#### [The request]
Give back the full listing verbatim, apart from its images.

═══ Material shown ═══

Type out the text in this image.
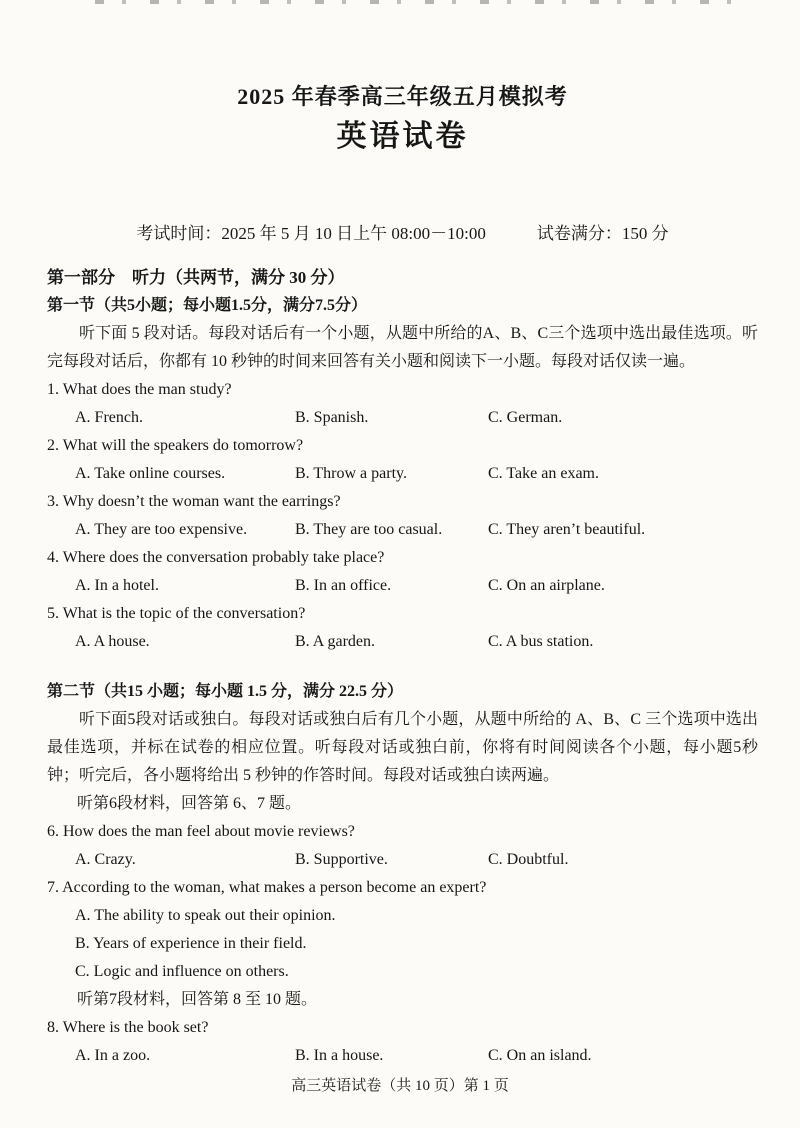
2025 年春季高三年级五月模拟考
英语试卷
考试时间：2025 年 5 月 10 日上午 08:00－10:00	试卷满分：150 分
第一部分　听力（共两节，满分 30 分）
第一节（共5小题；每小题1.5分，满分7.5分）
听下面 5 段对话。每段对话后有一个小题，从题中所给的A、B、C三个选项中选出最佳选项。听完每段对话后，你都有 10 秒钟的时间来回答有关小题和阅读下一小题。每段对话仅读一遍。
1. What does the man study?
A. French.	B. Spanish.	C. German.
2. What will the speakers do tomorrow?
A. Take online courses.	B. Throw a party.	C. Take an exam.
3. Why doesn’t the woman want the earrings?
A. They are too expensive.	B. They are too casual.	C. They aren’t beautiful.
4. Where does the conversation probably take place?
A. In a hotel.	B. In an office.	C. On an airplane.
5. What is the topic of the conversation?
A. A house.	B. A garden.	C. A bus station.
第二节（共15 小题；每小题 1.5 分，满分 22.5 分）
听下面5段对话或独白。每段对话或独白后有几个小题，从题中所给的 A、B、C 三个选项中选出最佳选项，并标在试卷的相应位置。听每段对话或独白前，你将有时间阅读各个小题，每小题5秒钟；听完后，各小题将给出 5 秒钟的作答时间。每段对话或独白读两遍。
听第6段材料，回答第 6、7 题。
6. How does the man feel about movie reviews?
A. Crazy.	B. Supportive.	C. Doubtful.
7. According to the woman, what makes a person become an expert?
A. The ability to speak out their opinion.
B. Years of experience in their field.
C. Logic and influence on others.
听第7段材料，回答第 8 至 10 题。
8. Where is the book set?
A. In a zoo.	B. In a house.	C. On an island.
高三英语试卷（共 10 页）第 1 页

═══

#### [Result of the exercise]
Type out the text in this image.
2025 年春季高三年级五月模拟考
英语试卷
考试时间：2025 年 5 月 10 日上午 08:00－10:00	试卷满分：150 分
第一部分　听力（共两节，满分 30 分）
第一节（共5小题；每小题1.5分，满分7.5分）
听下面 5 段对话。每段对话后有一个小题，从题中所给的A、B、C三个选项中选出最佳选项。听完每段对话后，你都有 10 秒钟的时间来回答有关小题和阅读下一小题。每段对话仅读一遍。
1. What does the man study?
A. French.	B. Spanish.	C. German.
2. What will the speakers do tomorrow?
A. Take online courses.	B. Throw a party.	C. Take an exam.
3. Why doesn’t the woman want the earrings?
A. They are too expensive.	B. They are too casual.	C. They aren’t beautiful.
4. Where does the conversation probably take place?
A. In a hotel.	B. In an office.	C. On an airplane.
5. What is the topic of the conversation?
A. A house.	B. A garden.	C. A bus station.
第二节（共15 小题；每小题 1.5 分，满分 22.5 分）
听下面5段对话或独白。每段对话或独白后有几个小题，从题中所给的 A、B、C 三个选项中选出最佳选项，并标在试卷的相应位置。听每段对话或独白前，你将有时间阅读各个小题，每小题5秒钟；听完后，各小题将给出 5 秒钟的作答时间。每段对话或独白读两遍。
听第6段材料，回答第 6、7 题。
6. How does the man feel about movie reviews?
A. Crazy.	B. Supportive.	C. Doubtful.
7. According to the woman, what makes a person become an expert?
A. The ability to speak out their opinion.
B. Years of experience in their field.
C. Logic and influence on others.
听第7段材料，回答第 8 至 10 题。
8. Where is the book set?
A. In a zoo.	B. In a house.	C. On an island.
高三英语试卷（共 10 页）第 1 页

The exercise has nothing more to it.